> [Task prompt]:
Recast every line of the entries below as a numbered list, leaving out any blank lines.

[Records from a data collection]
····················
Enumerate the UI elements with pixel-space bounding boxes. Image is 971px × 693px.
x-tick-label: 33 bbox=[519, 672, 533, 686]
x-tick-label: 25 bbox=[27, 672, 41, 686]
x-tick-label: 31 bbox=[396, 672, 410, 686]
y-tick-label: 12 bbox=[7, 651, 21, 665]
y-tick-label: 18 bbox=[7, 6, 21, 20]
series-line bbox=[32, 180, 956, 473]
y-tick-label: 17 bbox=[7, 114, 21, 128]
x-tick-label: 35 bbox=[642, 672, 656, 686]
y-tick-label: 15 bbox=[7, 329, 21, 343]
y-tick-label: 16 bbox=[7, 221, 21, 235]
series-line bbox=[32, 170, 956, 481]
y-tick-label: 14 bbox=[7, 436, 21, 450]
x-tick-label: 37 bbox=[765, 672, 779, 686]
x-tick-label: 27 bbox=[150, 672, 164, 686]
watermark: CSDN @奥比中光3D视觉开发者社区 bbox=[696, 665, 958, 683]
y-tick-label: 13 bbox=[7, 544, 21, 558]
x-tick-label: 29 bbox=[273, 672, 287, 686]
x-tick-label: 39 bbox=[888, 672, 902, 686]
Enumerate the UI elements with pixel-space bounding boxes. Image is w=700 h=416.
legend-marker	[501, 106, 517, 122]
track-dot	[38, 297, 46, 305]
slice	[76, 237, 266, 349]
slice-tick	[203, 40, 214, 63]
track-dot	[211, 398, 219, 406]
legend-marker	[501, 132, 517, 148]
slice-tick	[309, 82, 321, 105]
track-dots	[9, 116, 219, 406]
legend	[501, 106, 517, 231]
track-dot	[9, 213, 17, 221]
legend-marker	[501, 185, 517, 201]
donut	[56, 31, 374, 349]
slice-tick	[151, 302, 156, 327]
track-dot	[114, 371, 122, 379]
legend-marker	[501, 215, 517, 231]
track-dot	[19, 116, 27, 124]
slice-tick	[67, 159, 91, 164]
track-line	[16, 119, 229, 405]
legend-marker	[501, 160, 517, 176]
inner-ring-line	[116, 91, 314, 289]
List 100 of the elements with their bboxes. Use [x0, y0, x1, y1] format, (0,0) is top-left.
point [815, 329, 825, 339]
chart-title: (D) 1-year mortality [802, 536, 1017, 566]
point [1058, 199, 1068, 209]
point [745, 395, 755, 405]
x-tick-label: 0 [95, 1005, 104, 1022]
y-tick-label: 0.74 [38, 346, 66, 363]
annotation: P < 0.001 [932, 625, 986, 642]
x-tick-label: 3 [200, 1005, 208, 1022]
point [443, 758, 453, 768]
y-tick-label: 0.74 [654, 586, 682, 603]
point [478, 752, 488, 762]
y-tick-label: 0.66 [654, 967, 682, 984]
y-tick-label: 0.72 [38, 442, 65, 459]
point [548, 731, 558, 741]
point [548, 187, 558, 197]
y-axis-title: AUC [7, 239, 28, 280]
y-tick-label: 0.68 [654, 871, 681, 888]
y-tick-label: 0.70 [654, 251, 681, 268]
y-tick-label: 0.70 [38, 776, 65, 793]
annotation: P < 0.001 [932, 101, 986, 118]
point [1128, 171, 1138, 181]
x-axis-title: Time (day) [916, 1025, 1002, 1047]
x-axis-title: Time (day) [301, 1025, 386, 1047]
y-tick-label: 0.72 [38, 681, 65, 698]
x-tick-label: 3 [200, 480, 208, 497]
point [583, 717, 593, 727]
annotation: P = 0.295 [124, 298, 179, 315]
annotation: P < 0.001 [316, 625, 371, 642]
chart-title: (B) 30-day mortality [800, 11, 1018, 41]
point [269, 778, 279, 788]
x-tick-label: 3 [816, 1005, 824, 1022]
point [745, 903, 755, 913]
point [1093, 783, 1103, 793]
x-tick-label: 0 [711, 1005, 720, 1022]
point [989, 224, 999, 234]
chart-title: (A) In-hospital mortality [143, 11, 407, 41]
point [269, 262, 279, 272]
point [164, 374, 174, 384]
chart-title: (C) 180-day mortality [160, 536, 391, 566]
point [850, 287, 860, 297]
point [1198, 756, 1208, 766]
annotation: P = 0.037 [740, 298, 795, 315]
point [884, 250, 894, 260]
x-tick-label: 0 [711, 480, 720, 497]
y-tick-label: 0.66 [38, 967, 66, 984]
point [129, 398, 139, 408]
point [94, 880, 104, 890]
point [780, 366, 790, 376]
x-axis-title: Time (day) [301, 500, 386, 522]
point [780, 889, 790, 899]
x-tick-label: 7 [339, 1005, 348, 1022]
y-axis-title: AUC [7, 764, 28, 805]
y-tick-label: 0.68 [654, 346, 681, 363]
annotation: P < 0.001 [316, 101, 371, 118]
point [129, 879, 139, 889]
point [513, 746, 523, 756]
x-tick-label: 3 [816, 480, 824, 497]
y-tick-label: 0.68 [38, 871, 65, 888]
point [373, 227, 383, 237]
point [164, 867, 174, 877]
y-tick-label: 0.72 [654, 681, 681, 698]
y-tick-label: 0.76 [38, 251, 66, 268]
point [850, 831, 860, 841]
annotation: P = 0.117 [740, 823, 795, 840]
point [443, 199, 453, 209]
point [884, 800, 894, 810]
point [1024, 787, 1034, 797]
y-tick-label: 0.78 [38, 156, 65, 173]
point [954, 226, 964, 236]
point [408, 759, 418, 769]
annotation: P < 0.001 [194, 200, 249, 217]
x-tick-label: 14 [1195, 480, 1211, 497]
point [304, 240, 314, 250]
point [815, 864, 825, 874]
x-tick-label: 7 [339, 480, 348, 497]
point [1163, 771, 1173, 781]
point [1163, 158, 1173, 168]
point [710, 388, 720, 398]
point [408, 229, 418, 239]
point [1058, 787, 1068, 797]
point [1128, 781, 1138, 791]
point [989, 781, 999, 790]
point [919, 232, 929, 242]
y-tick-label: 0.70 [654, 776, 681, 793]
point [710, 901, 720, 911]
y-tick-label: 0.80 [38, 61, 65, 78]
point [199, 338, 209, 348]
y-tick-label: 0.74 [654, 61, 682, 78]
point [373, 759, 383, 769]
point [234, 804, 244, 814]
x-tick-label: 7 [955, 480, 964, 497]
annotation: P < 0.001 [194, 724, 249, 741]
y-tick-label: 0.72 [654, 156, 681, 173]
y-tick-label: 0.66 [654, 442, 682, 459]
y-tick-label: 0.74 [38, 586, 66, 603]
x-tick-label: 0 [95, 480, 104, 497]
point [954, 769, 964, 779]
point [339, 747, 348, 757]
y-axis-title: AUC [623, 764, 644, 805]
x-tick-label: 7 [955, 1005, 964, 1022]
····················
> [Solution to this exercise]:
1. Enumerate the UI elements with pixel-space bounding boxes. Image is 971px × 693px.
2. x-tick-label: 33 bbox=[519, 672, 533, 686]
3. x-tick-label: 25 bbox=[27, 672, 41, 686]
4. x-tick-label: 31 bbox=[396, 672, 410, 686]
5. y-tick-label: 12 bbox=[7, 651, 21, 665]
6. y-tick-label: 18 bbox=[7, 6, 21, 20]
7. series-line bbox=[32, 180, 956, 473]
8. y-tick-label: 17 bbox=[7, 114, 21, 128]
9. x-tick-label: 35 bbox=[642, 672, 656, 686]
10. y-tick-label: 15 bbox=[7, 329, 21, 343]
11. y-tick-label: 16 bbox=[7, 221, 21, 235]
12. series-line bbox=[32, 170, 956, 481]
13. y-tick-label: 14 bbox=[7, 436, 21, 450]
14. x-tick-label: 37 bbox=[765, 672, 779, 686]
15. x-tick-label: 27 bbox=[150, 672, 164, 686]
16. watermark: CSDN @奥比中光3D视觉开发者社区 bbox=[696, 665, 958, 683]
17. y-tick-label: 13 bbox=[7, 544, 21, 558]
18. x-tick-label: 29 bbox=[273, 672, 287, 686]
19. x-tick-label: 39 bbox=[888, 672, 902, 686]
20. Enumerate the UI elements with pixel-space bounding boxes. Image is w=700 h=416.
21. legend-marker	[501, 106, 517, 122]
22. track-dot	[38, 297, 46, 305]
23. slice	[76, 237, 266, 349]
24. slice-tick	[203, 40, 214, 63]
25. track-dot	[211, 398, 219, 406]
26. legend-marker	[501, 132, 517, 148]
27. slice-tick	[309, 82, 321, 105]
28. track-dots	[9, 116, 219, 406]
29. legend	[501, 106, 517, 231]
30. track-dot	[9, 213, 17, 221]
31. legend-marker	[501, 185, 517, 201]
32. donut	[56, 31, 374, 349]
33. slice-tick	[151, 302, 156, 327]
34. track-dot	[114, 371, 122, 379]
35. legend-marker	[501, 215, 517, 231]
36. track-dot	[19, 116, 27, 124]
37. slice-tick	[67, 159, 91, 164]
38. track-line	[16, 119, 229, 405]
39. legend-marker	[501, 160, 517, 176]
40. inner-ring-line	[116, 91, 314, 289]
41. List 100 of the elements with their bboxes. Use [x0, y0, x1, y1] format, (0,0) is top-left.
42. point [815, 329, 825, 339]
43. chart-title: (D) 1-year mortality [802, 536, 1017, 566]
44. point [1058, 199, 1068, 209]
45. point [745, 395, 755, 405]
46. x-tick-label: 0 [95, 1005, 104, 1022]
47. y-tick-label: 0.74 [38, 346, 66, 363]
48. annotation: P < 0.001 [932, 625, 986, 642]
49. x-tick-label: 3 [200, 1005, 208, 1022]
50. point [443, 758, 453, 768]
51. y-tick-label: 0.74 [654, 586, 682, 603]
52. point [478, 752, 488, 762]
53. y-tick-label: 0.66 [654, 967, 682, 984]
54. y-tick-label: 0.72 [38, 442, 65, 459]
55. point [548, 731, 558, 741]
56. point [548, 187, 558, 197]
57. y-axis-title: AUC [7, 239, 28, 280]
58. y-tick-label: 0.68 [654, 871, 681, 888]
59. y-tick-label: 0.70 [654, 251, 681, 268]
60. y-tick-label: 0.70 [38, 776, 65, 793]
61. annotation: P < 0.001 [932, 101, 986, 118]
62. point [1128, 171, 1138, 181]
63. x-axis-title: Time (day) [916, 1025, 1002, 1047]
64. x-axis-title: Time (day) [301, 1025, 386, 1047]
65. y-tick-label: 0.72 [38, 681, 65, 698]
66. x-tick-label: 3 [200, 480, 208, 497]
67. point [583, 717, 593, 727]
68. annotation: P = 0.295 [124, 298, 179, 315]
69. annotation: P < 0.001 [316, 625, 371, 642]
70. chart-title: (B) 30-day mortality [800, 11, 1018, 41]
71. point [269, 778, 279, 788]
72. x-tick-label: 3 [816, 1005, 824, 1022]
73. point [745, 903, 755, 913]
74. point [1093, 783, 1103, 793]
75. x-tick-label: 0 [711, 1005, 720, 1022]
76. point [989, 224, 999, 234]
77. chart-title: (A) In-hospital mortality [143, 11, 407, 41]
78. point [269, 262, 279, 272]
79. point [164, 374, 174, 384]
80. chart-title: (C) 180-day mortality [160, 536, 391, 566]
81. point [850, 287, 860, 297]
82. point [1198, 756, 1208, 766]
83. annotation: P = 0.037 [740, 298, 795, 315]
84. point [884, 250, 894, 260]
85. x-tick-label: 0 [711, 480, 720, 497]
86. y-tick-label: 0.66 [38, 967, 66, 984]
87. point [129, 398, 139, 408]
88. point [94, 880, 104, 890]
89. point [780, 366, 790, 376]
90. x-axis-title: Time (day) [301, 500, 386, 522]
91. point [780, 889, 790, 899]
92. x-tick-label: 7 [339, 1005, 348, 1022]
93. y-axis-title: AUC [7, 764, 28, 805]
94. y-tick-label: 0.68 [654, 346, 681, 363]
95. annotation: P < 0.001 [316, 101, 371, 118]
96. point [129, 879, 139, 889]
97. point [513, 746, 523, 756]
98. x-tick-label: 3 [816, 480, 824, 497]
99. y-tick-label: 0.68 [38, 871, 65, 888]
100. point [373, 227, 383, 237]
101. point [164, 867, 174, 877]
102. y-tick-label: 0.72 [654, 681, 681, 698]
103. y-tick-label: 0.76 [38, 251, 66, 268]
104. point [850, 831, 860, 841]
105. annotation: P = 0.117 [740, 823, 795, 840]
106. point [443, 199, 453, 209]
107. point [884, 800, 894, 810]
108. point [1024, 787, 1034, 797]
109. y-tick-label: 0.78 [38, 156, 65, 173]
110. point [954, 226, 964, 236]
111. point [408, 759, 418, 769]
112. annotation: P < 0.001 [194, 200, 249, 217]
113. x-tick-label: 14 [1195, 480, 1211, 497]
114. point [304, 240, 314, 250]
115. point [815, 864, 825, 874]
116. x-tick-label: 7 [339, 480, 348, 497]
117. point [1163, 771, 1173, 781]
118. point [1163, 158, 1173, 168]
119. point [710, 388, 720, 398]
120. point [408, 229, 418, 239]
121. point [1058, 787, 1068, 797]
122. point [1128, 781, 1138, 791]
123. point [989, 781, 999, 790]
124. point [919, 232, 929, 242]
125. y-tick-label: 0.70 [654, 776, 681, 793]
126. point [710, 901, 720, 911]
127. y-tick-label: 0.80 [38, 61, 65, 78]
128. point [199, 338, 209, 348]
129. y-tick-label: 0.74 [654, 61, 682, 78]
130. point [373, 759, 383, 769]
131. point [234, 804, 244, 814]
132. x-tick-label: 7 [955, 480, 964, 497]
133. annotation: P < 0.001 [194, 724, 249, 741]
134. y-tick-label: 0.72 [654, 156, 681, 173]
135. y-tick-label: 0.66 [654, 442, 682, 459]
136. y-tick-label: 0.74 [38, 586, 66, 603]
137. x-tick-label: 0 [95, 480, 104, 497]
138. point [954, 769, 964, 779]
139. point [339, 747, 348, 757]
140. y-axis-title: AUC [623, 764, 644, 805]
141. x-tick-label: 7 [955, 1005, 964, 1022]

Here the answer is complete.